=== Given task ===
Render the following material again verbatim, leaving nothing out.

=== Supplied information ===

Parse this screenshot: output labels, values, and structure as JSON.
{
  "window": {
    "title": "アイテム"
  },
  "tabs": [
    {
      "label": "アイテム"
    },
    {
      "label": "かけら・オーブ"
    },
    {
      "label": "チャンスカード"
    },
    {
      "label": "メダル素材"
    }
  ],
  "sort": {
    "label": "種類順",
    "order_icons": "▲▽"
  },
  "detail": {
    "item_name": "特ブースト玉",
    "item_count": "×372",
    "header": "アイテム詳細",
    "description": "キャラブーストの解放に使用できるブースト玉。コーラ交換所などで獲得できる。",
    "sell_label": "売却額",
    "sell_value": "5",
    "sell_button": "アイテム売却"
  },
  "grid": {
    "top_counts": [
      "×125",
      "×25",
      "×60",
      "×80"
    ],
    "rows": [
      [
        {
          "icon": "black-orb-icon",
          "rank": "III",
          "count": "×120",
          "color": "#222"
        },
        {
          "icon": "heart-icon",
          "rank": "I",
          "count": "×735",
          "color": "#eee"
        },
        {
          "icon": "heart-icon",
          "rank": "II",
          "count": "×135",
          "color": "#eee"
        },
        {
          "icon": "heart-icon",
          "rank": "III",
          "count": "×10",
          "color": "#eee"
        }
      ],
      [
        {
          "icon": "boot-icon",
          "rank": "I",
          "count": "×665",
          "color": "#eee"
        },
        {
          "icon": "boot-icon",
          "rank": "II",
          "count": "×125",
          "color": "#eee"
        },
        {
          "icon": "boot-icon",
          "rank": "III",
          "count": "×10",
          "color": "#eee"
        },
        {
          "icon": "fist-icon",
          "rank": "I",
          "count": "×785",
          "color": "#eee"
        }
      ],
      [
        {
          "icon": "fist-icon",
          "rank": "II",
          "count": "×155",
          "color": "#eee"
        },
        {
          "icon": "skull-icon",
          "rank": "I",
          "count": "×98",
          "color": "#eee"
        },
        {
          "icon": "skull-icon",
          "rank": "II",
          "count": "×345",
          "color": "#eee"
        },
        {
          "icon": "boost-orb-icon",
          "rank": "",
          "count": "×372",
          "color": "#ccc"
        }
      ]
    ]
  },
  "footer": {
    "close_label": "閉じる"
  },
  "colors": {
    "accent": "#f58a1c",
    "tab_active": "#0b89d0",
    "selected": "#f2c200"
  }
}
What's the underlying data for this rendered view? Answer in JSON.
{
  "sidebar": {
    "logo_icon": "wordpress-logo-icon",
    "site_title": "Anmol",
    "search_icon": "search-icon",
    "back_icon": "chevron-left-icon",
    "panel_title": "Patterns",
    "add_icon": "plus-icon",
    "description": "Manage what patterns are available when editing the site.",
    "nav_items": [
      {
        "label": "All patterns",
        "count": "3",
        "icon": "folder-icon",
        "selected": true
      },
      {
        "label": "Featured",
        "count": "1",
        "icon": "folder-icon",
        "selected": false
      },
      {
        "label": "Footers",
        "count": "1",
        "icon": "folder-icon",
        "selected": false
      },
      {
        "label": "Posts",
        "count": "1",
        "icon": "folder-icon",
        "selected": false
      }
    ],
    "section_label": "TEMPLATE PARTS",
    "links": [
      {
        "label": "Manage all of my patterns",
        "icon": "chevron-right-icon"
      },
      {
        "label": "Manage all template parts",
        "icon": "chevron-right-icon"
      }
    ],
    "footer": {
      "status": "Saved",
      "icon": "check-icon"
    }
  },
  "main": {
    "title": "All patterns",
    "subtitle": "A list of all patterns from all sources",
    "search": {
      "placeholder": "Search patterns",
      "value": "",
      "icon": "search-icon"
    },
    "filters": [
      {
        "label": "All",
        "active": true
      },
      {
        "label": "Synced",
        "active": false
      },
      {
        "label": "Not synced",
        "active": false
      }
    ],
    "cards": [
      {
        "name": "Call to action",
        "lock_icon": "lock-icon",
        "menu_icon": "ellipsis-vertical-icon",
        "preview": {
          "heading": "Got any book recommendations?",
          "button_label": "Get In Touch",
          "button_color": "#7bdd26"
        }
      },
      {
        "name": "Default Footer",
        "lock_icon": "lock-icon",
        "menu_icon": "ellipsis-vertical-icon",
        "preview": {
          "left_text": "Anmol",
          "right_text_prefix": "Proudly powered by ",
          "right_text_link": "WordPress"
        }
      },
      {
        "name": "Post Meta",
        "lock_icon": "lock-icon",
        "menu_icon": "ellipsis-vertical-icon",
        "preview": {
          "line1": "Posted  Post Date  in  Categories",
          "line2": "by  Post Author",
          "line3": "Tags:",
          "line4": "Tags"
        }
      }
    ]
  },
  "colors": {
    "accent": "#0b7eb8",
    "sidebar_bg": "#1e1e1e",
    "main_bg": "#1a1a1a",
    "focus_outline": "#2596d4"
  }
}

=== Response to this task ===
Parse this screenshot: output labels, values, and structure as JSON.
{
  "window": {
    "title": "アイテム"
  },
  "tabs": [
    {
      "label": "アイテム"
    },
    {
      "label": "かけら・オーブ"
    },
    {
      "label": "チャンスカード"
    },
    {
      "label": "メダル素材"
    }
  ],
  "sort": {
    "label": "種類順",
    "order_icons": "▲▽"
  },
  "detail": {
    "item_name": "特ブースト玉",
    "item_count": "×372",
    "header": "アイテム詳細",
    "description": "キャラブーストの解放に使用できるブースト玉。コーラ交換所などで獲得できる。",
    "sell_label": "売却額",
    "sell_value": "5",
    "sell_button": "アイテム売却"
  },
  "grid": {
    "top_counts": [
      "×125",
      "×25",
      "×60",
      "×80"
    ],
    "rows": [
      [
        {
          "icon": "black-orb-icon",
          "rank": "III",
          "count": "×120",
          "color": "#222"
        },
        {
          "icon": "heart-icon",
          "rank": "I",
          "count": "×735",
          "color": "#eee"
        },
        {
          "icon": "heart-icon",
          "rank": "II",
          "count": "×135",
          "color": "#eee"
        },
        {
          "icon": "heart-icon",
          "rank": "III",
          "count": "×10",
          "color": "#eee"
        }
      ],
      [
        {
          "icon": "boot-icon",
          "rank": "I",
          "count": "×665",
          "color": "#eee"
        },
        {
          "icon": "boot-icon",
          "rank": "II",
          "count": "×125",
          "color": "#eee"
        },
        {
          "icon": "boot-icon",
          "rank": "III",
          "count": "×10",
          "color": "#eee"
        },
        {
          "icon": "fist-icon",
          "rank": "I",
          "count": "×785",
          "color": "#eee"
        }
      ],
      [
        {
          "icon": "fist-icon",
          "rank": "II",
          "count": "×155",
          "color": "#eee"
        },
        {
          "icon": "skull-icon",
          "rank": "I",
          "count": "×98",
          "color": "#eee"
        },
        {
          "icon": "skull-icon",
          "rank": "II",
          "count": "×345",
          "color": "#eee"
        },
        {
          "icon": "boost-orb-icon",
          "rank": "",
          "count": "×372",
          "color": "#ccc"
        }
      ]
    ]
  },
  "footer": {
    "close_label": "閉じる"
  },
  "colors": {
    "accent": "#f58a1c",
    "tab_active": "#0b89d0",
    "selected": "#f2c200"
  }
}
What's the underlying data for this rendered view? Answer in JSON.
{
  "sidebar": {
    "logo_icon": "wordpress-logo-icon",
    "site_title": "Anmol",
    "search_icon": "search-icon",
    "back_icon": "chevron-left-icon",
    "panel_title": "Patterns",
    "add_icon": "plus-icon",
    "description": "Manage what patterns are available when editing the site.",
    "nav_items": [
      {
        "label": "All patterns",
        "count": "3",
        "icon": "folder-icon",
        "selected": true
      },
      {
        "label": "Featured",
        "count": "1",
        "icon": "folder-icon",
        "selected": false
      },
      {
        "label": "Footers",
        "count": "1",
        "icon": "folder-icon",
        "selected": false
      },
      {
        "label": "Posts",
        "count": "1",
        "icon": "folder-icon",
        "selected": false
      }
    ],
    "section_label": "TEMPLATE PARTS",
    "links": [
      {
        "label": "Manage all of my patterns",
        "icon": "chevron-right-icon"
      },
      {
        "label": "Manage all template parts",
        "icon": "chevron-right-icon"
      }
    ],
    "footer": {
      "status": "Saved",
      "icon": "check-icon"
    }
  },
  "main": {
    "title": "All patterns",
    "subtitle": "A list of all patterns from all sources",
    "search": {
      "placeholder": "Search patterns",
      "value": "",
      "icon": "search-icon"
    },
    "filters": [
      {
        "label": "All",
        "active": true
      },
      {
        "label": "Synced",
        "active": false
      },
      {
        "label": "Not synced",
        "active": false
      }
    ],
    "cards": [
      {
        "name": "Call to action",
        "lock_icon": "lock-icon",
        "menu_icon": "ellipsis-vertical-icon",
        "preview": {
          "heading": "Got any book recommendations?",
          "button_label": "Get In Touch",
          "button_color": "#7bdd26"
        }
      },
      {
        "name": "Default Footer",
        "lock_icon": "lock-icon",
        "menu_icon": "ellipsis-vertical-icon",
        "preview": {
          "left_text": "Anmol",
          "right_text_prefix": "Proudly powered by ",
          "right_text_link": "WordPress"
        }
      },
      {
        "name": "Post Meta",
        "lock_icon": "lock-icon",
        "menu_icon": "ellipsis-vertical-icon",
        "preview": {
          "line1": "Posted  Post Date  in  Categories",
          "line2": "by  Post Author",
          "line3": "Tags:",
          "line4": "Tags"
        }
      }
    ]
  },
  "colors": {
    "accent": "#0b7eb8",
    "sidebar_bg": "#1e1e1e",
    "main_bg": "#1a1a1a",
    "focus_outline": "#2596d4"
  }
}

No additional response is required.